→ **Task goal**
Reproduce the material in full, unchanged.

→ **Supplied records**
"""

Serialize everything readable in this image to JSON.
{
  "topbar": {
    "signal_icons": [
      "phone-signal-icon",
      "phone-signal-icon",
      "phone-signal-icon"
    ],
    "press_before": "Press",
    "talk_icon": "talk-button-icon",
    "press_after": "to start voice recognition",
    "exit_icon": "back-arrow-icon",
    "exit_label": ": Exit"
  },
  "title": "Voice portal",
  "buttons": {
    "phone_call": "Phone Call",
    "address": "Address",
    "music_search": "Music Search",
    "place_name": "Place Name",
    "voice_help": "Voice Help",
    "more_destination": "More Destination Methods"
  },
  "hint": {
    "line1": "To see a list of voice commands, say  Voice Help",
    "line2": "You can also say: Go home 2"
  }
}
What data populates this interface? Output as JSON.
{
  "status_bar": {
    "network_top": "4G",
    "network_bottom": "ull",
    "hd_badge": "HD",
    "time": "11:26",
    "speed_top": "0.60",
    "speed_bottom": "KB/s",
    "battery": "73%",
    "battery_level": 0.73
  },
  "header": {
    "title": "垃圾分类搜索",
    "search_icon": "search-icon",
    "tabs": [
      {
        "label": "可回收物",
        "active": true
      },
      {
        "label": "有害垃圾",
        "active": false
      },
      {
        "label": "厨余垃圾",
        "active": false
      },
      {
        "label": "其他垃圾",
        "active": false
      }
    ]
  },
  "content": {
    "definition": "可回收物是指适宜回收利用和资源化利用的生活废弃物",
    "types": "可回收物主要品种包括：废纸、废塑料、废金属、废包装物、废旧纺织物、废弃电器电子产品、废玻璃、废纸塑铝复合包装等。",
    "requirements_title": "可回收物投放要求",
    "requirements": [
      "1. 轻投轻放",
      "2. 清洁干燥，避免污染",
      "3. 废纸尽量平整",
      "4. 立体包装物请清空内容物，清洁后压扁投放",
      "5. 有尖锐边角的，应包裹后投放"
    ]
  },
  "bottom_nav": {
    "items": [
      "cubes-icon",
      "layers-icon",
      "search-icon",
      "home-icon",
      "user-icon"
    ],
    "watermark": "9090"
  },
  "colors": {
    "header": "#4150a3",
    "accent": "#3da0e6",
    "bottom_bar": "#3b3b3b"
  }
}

"""

→ **Written reply**
Serialize everything readable in this image to JSON.
{
  "topbar": {
    "signal_icons": [
      "phone-signal-icon",
      "phone-signal-icon",
      "phone-signal-icon"
    ],
    "press_before": "Press",
    "talk_icon": "talk-button-icon",
    "press_after": "to start voice recognition",
    "exit_icon": "back-arrow-icon",
    "exit_label": ": Exit"
  },
  "title": "Voice portal",
  "buttons": {
    "phone_call": "Phone Call",
    "address": "Address",
    "music_search": "Music Search",
    "place_name": "Place Name",
    "voice_help": "Voice Help",
    "more_destination": "More Destination Methods"
  },
  "hint": {
    "line1": "To see a list of voice commands, say  Voice Help",
    "line2": "You can also say: Go home 2"
  }
}
What data populates this interface? Output as JSON.
{
  "status_bar": {
    "network_top": "4G",
    "network_bottom": "ull",
    "hd_badge": "HD",
    "time": "11:26",
    "speed_top": "0.60",
    "speed_bottom": "KB/s",
    "battery": "73%",
    "battery_level": 0.73
  },
  "header": {
    "title": "垃圾分类搜索",
    "search_icon": "search-icon",
    "tabs": [
      {
        "label": "可回收物",
        "active": true
      },
      {
        "label": "有害垃圾",
        "active": false
      },
      {
        "label": "厨余垃圾",
        "active": false
      },
      {
        "label": "其他垃圾",
        "active": false
      }
    ]
  },
  "content": {
    "definition": "可回收物是指适宜回收利用和资源化利用的生活废弃物",
    "types": "可回收物主要品种包括：废纸、废塑料、废金属、废包装物、废旧纺织物、废弃电器电子产品、废玻璃、废纸塑铝复合包装等。",
    "requirements_title": "可回收物投放要求",
    "requirements": [
      "1. 轻投轻放",
      "2. 清洁干燥，避免污染",
      "3. 废纸尽量平整",
      "4. 立体包装物请清空内容物，清洁后压扁投放",
      "5. 有尖锐边角的，应包裹后投放"
    ]
  },
  "bottom_nav": {
    "items": [
      "cubes-icon",
      "layers-icon",
      "search-icon",
      "home-icon",
      "user-icon"
    ],
    "watermark": "9090"
  },
  "colors": {
    "header": "#4150a3",
    "accent": "#3da0e6",
    "bottom_bar": "#3b3b3b"
  }
}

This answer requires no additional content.